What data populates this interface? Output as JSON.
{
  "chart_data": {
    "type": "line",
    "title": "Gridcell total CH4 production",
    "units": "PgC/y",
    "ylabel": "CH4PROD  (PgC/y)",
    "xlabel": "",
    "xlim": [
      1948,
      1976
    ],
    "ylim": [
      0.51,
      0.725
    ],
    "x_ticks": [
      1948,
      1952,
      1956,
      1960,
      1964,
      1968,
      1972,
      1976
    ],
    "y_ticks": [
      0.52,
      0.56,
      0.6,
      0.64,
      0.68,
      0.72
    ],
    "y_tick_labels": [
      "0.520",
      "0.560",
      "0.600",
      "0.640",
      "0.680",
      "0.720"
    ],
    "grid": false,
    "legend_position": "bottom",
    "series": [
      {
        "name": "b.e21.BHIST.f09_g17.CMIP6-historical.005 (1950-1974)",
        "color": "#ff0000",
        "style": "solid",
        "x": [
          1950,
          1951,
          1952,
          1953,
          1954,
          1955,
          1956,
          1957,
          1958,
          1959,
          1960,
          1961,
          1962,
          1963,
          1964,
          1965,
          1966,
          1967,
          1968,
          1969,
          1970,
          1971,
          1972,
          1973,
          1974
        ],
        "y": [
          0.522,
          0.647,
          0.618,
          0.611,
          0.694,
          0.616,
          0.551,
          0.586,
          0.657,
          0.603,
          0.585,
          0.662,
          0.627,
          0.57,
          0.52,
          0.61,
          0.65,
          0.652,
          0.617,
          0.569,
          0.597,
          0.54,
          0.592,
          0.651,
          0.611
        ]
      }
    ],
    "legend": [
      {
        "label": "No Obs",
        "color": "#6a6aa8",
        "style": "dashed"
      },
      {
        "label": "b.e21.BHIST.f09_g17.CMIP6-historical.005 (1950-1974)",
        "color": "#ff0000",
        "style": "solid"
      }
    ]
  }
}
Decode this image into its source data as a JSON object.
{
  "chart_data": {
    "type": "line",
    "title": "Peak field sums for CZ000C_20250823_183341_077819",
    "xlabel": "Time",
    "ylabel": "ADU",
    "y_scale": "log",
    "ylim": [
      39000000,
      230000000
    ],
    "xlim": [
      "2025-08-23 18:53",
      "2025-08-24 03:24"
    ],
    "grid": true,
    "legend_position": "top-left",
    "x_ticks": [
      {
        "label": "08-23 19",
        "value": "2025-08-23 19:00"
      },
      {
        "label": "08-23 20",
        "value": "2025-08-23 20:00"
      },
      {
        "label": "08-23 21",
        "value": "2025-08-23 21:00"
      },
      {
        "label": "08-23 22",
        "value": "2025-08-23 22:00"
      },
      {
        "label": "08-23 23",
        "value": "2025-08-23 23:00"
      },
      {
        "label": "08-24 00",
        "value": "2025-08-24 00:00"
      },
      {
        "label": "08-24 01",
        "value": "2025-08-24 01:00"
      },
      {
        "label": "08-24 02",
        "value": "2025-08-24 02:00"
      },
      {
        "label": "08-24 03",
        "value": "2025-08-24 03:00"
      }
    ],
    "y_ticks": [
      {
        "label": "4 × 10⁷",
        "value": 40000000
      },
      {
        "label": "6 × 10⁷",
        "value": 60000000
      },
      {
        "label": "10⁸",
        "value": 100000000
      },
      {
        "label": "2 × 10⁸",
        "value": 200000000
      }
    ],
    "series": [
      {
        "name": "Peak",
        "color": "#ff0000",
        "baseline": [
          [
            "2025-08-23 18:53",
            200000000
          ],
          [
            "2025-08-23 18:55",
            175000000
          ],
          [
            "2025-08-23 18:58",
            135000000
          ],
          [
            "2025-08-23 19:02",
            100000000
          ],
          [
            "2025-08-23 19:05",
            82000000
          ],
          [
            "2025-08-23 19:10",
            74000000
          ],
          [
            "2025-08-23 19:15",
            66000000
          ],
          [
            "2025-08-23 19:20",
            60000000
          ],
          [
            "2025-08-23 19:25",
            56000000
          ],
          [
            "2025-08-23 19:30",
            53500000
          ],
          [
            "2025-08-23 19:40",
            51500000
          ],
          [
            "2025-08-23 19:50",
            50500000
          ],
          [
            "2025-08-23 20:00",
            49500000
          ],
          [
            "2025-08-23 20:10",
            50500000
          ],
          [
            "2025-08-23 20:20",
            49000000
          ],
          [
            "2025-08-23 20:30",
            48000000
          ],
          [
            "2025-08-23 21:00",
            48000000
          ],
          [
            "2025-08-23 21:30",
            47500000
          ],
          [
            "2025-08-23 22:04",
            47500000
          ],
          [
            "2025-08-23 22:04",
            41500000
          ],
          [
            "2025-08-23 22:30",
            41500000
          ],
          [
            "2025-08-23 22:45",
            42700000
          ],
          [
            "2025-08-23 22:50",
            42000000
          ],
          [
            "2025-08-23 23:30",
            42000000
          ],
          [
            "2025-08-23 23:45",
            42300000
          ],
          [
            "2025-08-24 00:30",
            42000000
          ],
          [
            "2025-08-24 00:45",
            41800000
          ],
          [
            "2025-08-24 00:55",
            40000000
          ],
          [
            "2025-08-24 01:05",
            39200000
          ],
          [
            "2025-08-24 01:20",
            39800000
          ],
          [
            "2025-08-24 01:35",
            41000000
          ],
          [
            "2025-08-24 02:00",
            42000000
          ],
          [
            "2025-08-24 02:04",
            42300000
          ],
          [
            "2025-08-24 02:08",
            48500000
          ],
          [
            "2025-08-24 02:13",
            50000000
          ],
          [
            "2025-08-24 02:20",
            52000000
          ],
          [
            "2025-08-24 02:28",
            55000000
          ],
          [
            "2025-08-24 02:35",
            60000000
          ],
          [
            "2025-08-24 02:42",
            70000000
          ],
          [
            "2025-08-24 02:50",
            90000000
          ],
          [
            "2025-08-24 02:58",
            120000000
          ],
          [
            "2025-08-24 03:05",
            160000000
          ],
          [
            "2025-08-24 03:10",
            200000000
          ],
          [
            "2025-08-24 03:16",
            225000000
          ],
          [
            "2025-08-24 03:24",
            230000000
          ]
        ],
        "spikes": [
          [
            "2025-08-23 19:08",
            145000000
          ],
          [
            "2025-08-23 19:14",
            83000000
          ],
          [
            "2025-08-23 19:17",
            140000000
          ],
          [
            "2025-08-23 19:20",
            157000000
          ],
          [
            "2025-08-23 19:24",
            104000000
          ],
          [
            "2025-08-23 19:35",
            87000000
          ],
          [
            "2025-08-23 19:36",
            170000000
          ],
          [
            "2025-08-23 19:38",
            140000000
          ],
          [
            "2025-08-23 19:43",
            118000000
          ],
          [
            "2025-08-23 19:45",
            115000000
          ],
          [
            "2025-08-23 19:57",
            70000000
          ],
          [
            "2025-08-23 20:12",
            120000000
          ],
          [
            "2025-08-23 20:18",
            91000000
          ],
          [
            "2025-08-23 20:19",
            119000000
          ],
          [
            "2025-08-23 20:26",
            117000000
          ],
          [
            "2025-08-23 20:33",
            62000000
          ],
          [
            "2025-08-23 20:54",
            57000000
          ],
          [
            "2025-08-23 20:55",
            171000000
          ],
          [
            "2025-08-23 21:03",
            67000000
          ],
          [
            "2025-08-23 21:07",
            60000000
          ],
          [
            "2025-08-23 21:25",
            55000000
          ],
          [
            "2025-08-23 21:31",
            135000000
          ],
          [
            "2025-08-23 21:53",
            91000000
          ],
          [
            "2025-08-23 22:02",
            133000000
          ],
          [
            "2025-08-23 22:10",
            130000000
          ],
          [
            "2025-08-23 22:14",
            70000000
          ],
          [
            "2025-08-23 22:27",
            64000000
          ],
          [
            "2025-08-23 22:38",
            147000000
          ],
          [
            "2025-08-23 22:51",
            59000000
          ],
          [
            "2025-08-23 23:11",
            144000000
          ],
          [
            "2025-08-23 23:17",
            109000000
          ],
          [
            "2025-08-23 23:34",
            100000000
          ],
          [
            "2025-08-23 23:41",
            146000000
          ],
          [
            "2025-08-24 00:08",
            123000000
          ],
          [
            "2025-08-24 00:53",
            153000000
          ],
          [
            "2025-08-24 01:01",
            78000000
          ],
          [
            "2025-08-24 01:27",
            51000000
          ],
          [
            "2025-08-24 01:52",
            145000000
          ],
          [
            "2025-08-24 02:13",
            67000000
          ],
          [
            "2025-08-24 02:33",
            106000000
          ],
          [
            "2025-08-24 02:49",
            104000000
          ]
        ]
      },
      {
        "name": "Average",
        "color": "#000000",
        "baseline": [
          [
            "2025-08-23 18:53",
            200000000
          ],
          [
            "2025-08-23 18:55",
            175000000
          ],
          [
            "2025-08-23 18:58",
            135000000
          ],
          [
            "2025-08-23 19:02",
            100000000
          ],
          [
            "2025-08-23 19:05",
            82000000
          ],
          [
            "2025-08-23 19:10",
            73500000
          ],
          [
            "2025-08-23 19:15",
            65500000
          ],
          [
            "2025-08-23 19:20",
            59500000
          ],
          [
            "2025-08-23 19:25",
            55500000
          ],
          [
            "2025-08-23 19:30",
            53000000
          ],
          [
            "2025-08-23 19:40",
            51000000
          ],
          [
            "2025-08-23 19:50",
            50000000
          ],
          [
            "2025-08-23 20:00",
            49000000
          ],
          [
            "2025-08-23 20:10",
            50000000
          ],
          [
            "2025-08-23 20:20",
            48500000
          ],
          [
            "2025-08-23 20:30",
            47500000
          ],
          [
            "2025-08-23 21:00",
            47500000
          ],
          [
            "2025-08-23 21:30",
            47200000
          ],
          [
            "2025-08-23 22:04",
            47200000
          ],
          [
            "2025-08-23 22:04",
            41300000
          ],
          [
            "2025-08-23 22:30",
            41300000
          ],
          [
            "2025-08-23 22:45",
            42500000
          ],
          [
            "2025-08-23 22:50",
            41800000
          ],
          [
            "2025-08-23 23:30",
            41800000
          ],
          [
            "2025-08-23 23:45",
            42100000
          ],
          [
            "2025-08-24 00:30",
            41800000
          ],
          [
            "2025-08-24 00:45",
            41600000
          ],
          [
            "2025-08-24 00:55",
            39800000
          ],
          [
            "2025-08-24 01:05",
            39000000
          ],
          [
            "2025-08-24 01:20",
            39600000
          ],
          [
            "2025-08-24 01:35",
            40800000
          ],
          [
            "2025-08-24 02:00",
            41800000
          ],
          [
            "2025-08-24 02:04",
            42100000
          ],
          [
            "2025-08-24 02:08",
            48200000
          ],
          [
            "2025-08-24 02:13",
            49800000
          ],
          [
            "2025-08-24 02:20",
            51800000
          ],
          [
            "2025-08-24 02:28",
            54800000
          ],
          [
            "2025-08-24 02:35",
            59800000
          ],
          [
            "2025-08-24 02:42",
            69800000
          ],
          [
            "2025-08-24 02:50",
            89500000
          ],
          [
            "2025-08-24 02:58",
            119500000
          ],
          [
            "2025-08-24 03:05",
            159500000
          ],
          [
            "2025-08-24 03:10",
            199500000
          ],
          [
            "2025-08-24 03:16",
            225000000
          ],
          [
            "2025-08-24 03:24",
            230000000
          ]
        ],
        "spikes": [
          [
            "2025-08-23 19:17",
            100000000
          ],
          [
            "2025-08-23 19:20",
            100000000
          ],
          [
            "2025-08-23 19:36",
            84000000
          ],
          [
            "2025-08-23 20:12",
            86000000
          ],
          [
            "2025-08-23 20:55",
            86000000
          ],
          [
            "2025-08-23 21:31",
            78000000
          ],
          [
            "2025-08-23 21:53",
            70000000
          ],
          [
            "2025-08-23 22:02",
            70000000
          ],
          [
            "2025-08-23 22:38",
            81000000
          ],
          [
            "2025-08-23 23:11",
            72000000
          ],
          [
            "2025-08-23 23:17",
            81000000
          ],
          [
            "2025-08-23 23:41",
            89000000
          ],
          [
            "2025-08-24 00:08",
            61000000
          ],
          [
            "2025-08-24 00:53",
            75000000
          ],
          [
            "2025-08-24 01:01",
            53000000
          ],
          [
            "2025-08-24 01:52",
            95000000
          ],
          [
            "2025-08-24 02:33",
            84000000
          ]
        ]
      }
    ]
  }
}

------------

- CHALLENGE
How many of the lines above include the string "JSON"? Answer with the number only.

- SOLUTION FOR THIS PROBLEM
2